# Task prompt:
Each record below should be output verbatim, without pictures.

**** Records supplied

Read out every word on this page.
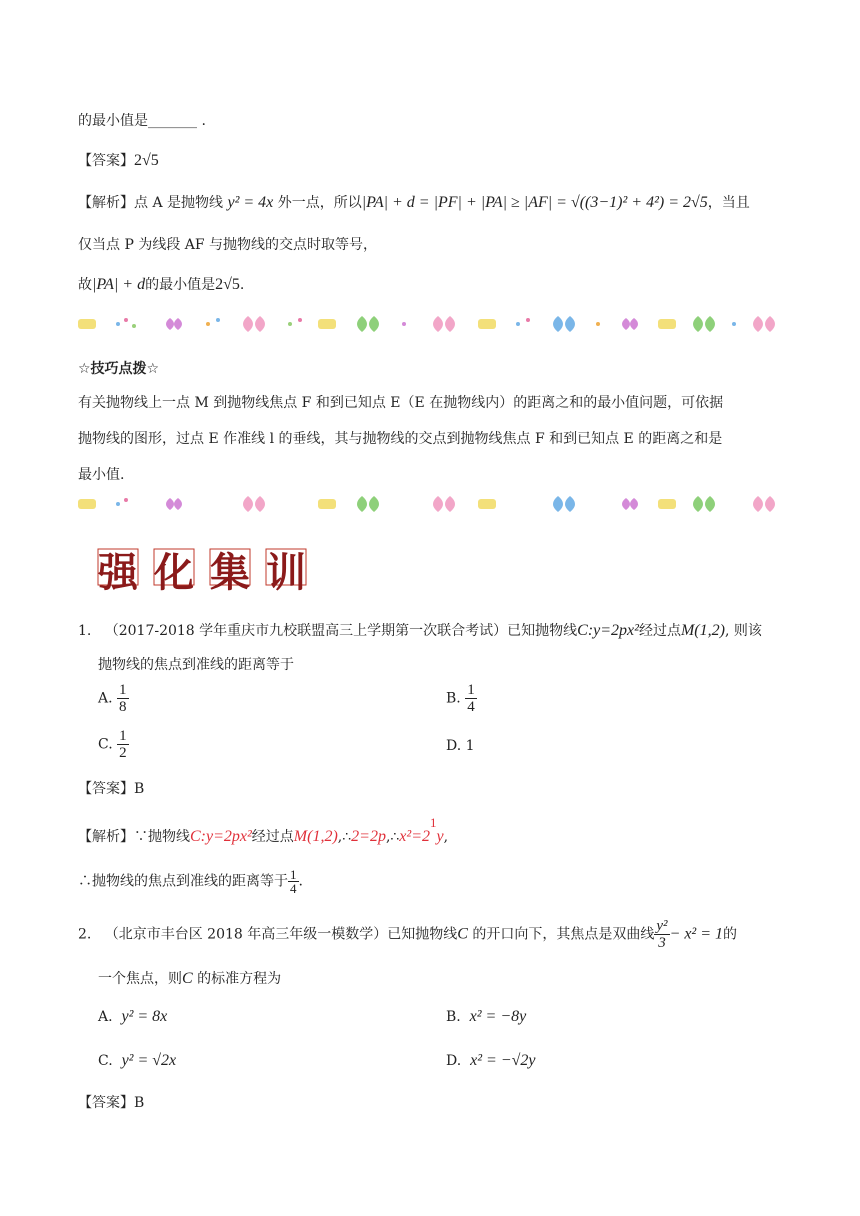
的最小值是_______ .
【答案】2√5
【解析】点 A 是抛物线 y² = 4x 外一点，所以|PA| + d = |PF| + |PA| ≥ |AF| = √((3−1)² + 4²) = 2√5，当且
仅当点 P 为线段 AF 与抛物线的交点时取等号，
故|PA| + d的最小值是2√5.
☆技巧点拨☆
有关抛物线上一点 M 到抛物线焦点 F 和到已知点 E（E 在抛物线内）的距离之和的最小值问题，可依据
抛物线的图形，过点 E 作准线 l 的垂线，其与抛物线的交点到抛物线焦点 F 和到已知点 E 的距离之和是
最小值.
强化集训
1. （2017-2018 学年重庆市九校联盟高三上学期第一次联合考试）已知抛物线C:y=2px²经过点M(1,2), 则该
抛物线的焦点到准线的距离等于
A. $\frac{1}{8}$	B. $\frac{1}{4}$
C. $\frac{1}{2}$	D. 1
【答案】B
【解析】∵抛物线C:y=2px²经过点M(1,2),∴2=2p,∴x²=21y,
∴抛物线的焦点到准线的距离等于 $\frac{1}{4}$ .
2. （北京市丰台区 2018 年高三年级一模数学）已知抛物线C 的开口向下，其焦点是双曲线 $\frac{\text{y²}}{3} - x^2 = 1$的
一个焦点，则C 的标准方程为
A. y² = 8x	B. x² = −8y
C. y² = √2x	D. x² = −√2y
【答案】B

********

# Output of the exercise:
Read out every word on this page.
的最小值是_______ .
【答案】2√5
【解析】点 A 是抛物线 y² = 4x 外一点，所以|PA| + d = |PF| + |PA| ≥ |AF| = √((3−1)² + 4²) = 2√5，当且
仅当点 P 为线段 AF 与抛物线的交点时取等号，
故|PA| + d的最小值是2√5.
☆技巧点拨☆
有关抛物线上一点 M 到抛物线焦点 F 和到已知点 E（E 在抛物线内）的距离之和的最小值问题，可依据
抛物线的图形，过点 E 作准线 l 的垂线，其与抛物线的交点到抛物线焦点 F 和到已知点 E 的距离之和是
最小值.
强化集训
1. （2017-2018 学年重庆市九校联盟高三上学期第一次联合考试）已知抛物线C:y=2px²经过点M(1,2), 则该
抛物线的焦点到准线的距离等于
A. $\frac{1}{8}$	B. $\frac{1}{4}$
C. $\frac{1}{2}$	D. 1
【答案】B
【解析】∵抛物线C:y=2px²经过点M(1,2),∴2=2p,∴x²=21y,
∴抛物线的焦点到准线的距离等于 $\frac{1}{4}$ .
2. （北京市丰台区 2018 年高三年级一模数学）已知抛物线C 的开口向下，其焦点是双曲线 $\frac{\text{y²}}{3} - x^2 = 1$的
一个焦点，则C 的标准方程为
A. y² = 8x	B. x² = −8y
C. y² = √2x	D. x² = −√2y
【答案】B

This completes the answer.